THE TASK> Identify the lines that contain the string "What", then copy each of them.

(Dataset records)
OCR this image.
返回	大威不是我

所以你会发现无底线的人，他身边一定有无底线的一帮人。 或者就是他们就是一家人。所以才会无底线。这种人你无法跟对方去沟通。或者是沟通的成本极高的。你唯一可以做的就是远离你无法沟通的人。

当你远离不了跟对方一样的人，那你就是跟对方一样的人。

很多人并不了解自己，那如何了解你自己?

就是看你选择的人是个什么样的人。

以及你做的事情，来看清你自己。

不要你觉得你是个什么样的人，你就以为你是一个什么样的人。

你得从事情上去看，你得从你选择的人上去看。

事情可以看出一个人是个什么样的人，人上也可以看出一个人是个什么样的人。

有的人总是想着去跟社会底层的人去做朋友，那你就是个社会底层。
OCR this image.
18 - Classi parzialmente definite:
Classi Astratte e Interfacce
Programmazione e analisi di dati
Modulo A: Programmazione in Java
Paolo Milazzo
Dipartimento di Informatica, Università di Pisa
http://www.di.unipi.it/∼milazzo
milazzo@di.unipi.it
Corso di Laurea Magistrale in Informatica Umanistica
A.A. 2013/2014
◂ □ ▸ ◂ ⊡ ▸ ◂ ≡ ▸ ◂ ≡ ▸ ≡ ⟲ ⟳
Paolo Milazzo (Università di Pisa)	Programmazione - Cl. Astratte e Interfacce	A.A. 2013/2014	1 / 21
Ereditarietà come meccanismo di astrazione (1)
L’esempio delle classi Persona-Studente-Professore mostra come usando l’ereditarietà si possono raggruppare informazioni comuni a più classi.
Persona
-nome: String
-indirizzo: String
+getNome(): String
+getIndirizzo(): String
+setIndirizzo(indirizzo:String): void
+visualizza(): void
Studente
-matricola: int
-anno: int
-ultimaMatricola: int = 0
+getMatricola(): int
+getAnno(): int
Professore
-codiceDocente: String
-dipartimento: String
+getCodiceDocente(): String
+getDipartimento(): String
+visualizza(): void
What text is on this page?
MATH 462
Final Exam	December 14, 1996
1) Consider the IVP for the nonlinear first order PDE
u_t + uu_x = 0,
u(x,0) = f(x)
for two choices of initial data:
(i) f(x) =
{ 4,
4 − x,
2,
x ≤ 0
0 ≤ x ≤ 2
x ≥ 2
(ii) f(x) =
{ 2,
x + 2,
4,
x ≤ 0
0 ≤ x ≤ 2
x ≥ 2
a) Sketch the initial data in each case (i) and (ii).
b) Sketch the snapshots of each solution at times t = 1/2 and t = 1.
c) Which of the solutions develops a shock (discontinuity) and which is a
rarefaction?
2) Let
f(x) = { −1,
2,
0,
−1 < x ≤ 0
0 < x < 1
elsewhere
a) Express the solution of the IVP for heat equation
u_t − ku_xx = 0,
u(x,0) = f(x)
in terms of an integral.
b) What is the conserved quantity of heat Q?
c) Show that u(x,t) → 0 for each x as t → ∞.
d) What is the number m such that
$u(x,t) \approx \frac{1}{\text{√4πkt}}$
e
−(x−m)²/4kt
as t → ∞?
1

WRITTEN ANSWER>
What text is on this page?
b) What is the conserved quantity of heat Q?
d) What is the number m such that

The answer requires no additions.